TASK REQUIREMENTS: Make an exact copy of the lines below.

[Stored entries]
—————

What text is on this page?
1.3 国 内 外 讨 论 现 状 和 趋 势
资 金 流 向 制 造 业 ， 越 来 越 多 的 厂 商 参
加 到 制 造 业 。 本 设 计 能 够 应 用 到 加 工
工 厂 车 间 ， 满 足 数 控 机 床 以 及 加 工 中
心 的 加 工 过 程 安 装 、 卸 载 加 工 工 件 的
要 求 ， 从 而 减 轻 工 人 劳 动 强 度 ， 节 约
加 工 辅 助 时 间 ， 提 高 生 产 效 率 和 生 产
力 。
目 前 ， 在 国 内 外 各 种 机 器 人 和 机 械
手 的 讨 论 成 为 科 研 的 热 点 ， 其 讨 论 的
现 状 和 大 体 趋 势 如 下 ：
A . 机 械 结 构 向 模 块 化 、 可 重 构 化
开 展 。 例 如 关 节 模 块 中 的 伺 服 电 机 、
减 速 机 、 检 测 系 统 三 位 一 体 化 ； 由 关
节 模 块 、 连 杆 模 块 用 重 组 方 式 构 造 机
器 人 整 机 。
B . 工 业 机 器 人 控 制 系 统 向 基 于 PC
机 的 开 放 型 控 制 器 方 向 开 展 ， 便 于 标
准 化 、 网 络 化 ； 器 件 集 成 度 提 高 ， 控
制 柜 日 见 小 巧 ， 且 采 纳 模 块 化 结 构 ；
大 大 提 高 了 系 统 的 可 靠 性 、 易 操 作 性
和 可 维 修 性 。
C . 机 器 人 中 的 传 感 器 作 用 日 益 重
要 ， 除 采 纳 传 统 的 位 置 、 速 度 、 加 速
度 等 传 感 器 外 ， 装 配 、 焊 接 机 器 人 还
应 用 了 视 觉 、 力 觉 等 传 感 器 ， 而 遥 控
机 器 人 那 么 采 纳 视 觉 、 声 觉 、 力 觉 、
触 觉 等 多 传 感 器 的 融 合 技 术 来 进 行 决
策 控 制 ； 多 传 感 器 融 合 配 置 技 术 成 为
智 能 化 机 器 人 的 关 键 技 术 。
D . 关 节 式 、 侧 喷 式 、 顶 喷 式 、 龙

—————

TASK ANSWER:
What text is on this page?
1.3 国 内 外 讨 论 现 状 和 趋 势
资 金 流 向 制 造 业 ， 越 来 越 多 的 厂 商 参
加 到 制 造 业 。 本 设 计 能 够 应 用 到 加 工
工 厂 车 间 ， 满 足 数 控 机 床 以 及 加 工 中
心 的 加 工 过 程 安 装 、 卸 载 加 工 工 件 的
要 求 ， 从 而 减 轻 工 人 劳 动 强 度 ， 节 约
加 工 辅 助 时 间 ， 提 高 生 产 效 率 和 生 产
力 。
目 前 ， 在 国 内 外 各 种 机 器 人 和 机 械
手 的 讨 论 成 为 科 研 的 热 点 ， 其 讨 论 的
现 状 和 大 体 趋 势 如 下 ：
A . 机 械 结 构 向 模 块 化 、 可 重 构 化
开 展 。 例 如 关 节 模 块 中 的 伺 服 电 机 、
减 速 机 、 检 测 系 统 三 位 一 体 化 ； 由 关
节 模 块 、 连 杆 模 块 用 重 组 方 式 构 造 机
器 人 整 机 。
B . 工 业 机 器 人 控 制 系 统 向 基 于 PC
机 的 开 放 型 控 制 器 方 向 开 展 ， 便 于 标
准 化 、 网 络 化 ； 器 件 集 成 度 提 高 ， 控
制 柜 日 见 小 巧 ， 且 采 纳 模 块 化 结 构 ；
大 大 提 高 了 系 统 的 可 靠 性 、 易 操 作 性
和 可 维 修 性 。
C . 机 器 人 中 的 传 感 器 作 用 日 益 重
要 ， 除 采 纳 传 统 的 位 置 、 速 度 、 加 速
度 等 传 感 器 外 ， 装 配 、 焊 接 机 器 人 还
应 用 了 视 觉 、 力 觉 等 传 感 器 ， 而 遥 控
机 器 人 那 么 采 纳 视 觉 、 声 觉 、 力 觉 、
触 觉 等 多 传 感 器 的 融 合 技 术 来 进 行 决
策 控 制 ； 多 传 感 器 融 合 配 置 技 术 成 为
智 能 化 机 器 人 的 关 键 技 术 。
D . 关 节 式 、 侧 喷 式 、 顶 喷 式 、 龙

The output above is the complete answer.